**WRITTEN INSTRUCTION:**
Check each line of the records below and collect those holding "this".
· · ·
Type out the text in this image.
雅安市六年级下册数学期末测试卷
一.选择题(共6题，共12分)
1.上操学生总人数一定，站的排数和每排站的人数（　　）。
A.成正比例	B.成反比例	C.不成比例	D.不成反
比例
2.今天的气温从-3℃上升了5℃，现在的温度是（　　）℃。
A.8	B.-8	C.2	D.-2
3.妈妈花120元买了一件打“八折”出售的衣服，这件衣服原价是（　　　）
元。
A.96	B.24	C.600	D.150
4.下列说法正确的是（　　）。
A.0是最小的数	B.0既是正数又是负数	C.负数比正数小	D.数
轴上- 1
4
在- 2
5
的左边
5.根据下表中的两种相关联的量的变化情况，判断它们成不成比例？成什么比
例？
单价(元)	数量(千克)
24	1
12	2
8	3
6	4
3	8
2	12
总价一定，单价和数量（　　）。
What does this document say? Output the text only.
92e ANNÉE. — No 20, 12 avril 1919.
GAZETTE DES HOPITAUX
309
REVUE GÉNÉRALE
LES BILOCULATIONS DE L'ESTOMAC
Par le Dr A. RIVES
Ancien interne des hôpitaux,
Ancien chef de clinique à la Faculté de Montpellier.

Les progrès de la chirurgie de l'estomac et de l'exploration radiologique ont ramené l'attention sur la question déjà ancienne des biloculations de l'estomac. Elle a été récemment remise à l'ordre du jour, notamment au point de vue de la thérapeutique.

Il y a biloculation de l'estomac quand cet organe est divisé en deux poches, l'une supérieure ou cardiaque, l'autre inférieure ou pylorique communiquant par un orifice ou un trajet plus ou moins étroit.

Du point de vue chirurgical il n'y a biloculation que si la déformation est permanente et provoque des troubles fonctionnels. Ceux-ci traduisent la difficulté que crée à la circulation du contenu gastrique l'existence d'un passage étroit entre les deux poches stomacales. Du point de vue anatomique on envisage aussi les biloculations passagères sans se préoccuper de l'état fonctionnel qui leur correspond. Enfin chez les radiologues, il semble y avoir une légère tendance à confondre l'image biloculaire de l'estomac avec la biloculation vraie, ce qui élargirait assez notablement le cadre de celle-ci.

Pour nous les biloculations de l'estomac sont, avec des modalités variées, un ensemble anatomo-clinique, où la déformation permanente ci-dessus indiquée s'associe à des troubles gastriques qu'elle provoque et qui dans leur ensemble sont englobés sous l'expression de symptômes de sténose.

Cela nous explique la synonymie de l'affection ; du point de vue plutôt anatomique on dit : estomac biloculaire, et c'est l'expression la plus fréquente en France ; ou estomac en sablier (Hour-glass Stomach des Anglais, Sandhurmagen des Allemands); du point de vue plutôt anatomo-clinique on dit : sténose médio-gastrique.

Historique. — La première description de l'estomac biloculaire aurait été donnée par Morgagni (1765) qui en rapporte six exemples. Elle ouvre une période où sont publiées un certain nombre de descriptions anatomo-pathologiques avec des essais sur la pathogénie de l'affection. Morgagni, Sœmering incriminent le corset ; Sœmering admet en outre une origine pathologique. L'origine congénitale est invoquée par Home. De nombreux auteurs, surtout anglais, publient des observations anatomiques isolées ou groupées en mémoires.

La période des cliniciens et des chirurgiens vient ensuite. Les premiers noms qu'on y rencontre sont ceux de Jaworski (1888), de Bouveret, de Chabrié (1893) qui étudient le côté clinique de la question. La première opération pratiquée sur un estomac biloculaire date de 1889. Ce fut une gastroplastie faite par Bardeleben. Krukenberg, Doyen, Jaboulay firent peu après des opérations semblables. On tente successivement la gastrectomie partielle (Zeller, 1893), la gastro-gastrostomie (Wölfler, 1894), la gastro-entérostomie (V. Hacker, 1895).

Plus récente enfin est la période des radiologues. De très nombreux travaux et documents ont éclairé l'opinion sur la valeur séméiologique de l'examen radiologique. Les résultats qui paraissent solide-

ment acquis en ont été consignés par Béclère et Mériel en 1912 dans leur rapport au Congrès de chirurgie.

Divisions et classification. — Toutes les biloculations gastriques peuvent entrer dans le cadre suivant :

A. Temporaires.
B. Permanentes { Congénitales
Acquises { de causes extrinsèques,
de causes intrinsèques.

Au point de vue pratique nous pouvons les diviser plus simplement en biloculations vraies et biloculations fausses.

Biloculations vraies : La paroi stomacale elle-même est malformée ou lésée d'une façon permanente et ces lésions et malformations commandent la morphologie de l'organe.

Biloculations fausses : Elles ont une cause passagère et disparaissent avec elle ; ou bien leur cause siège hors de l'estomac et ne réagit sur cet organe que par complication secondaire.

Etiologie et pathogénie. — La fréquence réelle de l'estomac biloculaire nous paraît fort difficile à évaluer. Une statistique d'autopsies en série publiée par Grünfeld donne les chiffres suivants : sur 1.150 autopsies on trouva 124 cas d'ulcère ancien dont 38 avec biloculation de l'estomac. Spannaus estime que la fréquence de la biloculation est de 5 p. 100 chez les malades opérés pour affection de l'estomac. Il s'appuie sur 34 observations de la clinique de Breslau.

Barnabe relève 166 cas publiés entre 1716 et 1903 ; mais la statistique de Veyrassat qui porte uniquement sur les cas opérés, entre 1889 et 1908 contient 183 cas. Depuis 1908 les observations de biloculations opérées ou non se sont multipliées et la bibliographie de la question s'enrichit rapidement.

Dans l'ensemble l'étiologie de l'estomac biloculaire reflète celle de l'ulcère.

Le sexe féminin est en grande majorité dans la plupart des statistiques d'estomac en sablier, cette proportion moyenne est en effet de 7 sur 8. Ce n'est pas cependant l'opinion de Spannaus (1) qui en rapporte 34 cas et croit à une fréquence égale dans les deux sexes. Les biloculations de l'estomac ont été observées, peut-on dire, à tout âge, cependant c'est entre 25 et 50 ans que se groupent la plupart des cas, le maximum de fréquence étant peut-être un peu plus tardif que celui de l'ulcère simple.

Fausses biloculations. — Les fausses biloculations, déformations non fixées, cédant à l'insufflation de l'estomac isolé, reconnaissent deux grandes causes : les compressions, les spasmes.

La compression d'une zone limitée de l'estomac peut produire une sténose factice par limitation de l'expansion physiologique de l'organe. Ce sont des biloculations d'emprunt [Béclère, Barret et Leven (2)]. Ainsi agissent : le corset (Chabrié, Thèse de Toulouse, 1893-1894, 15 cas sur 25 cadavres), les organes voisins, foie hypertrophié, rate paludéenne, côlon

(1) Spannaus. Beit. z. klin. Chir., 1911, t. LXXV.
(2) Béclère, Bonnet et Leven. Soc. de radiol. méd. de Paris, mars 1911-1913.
· · ·
**WRITTEN RESPONSE:**
Type out the text in this image.
What does this document say? Output the text only.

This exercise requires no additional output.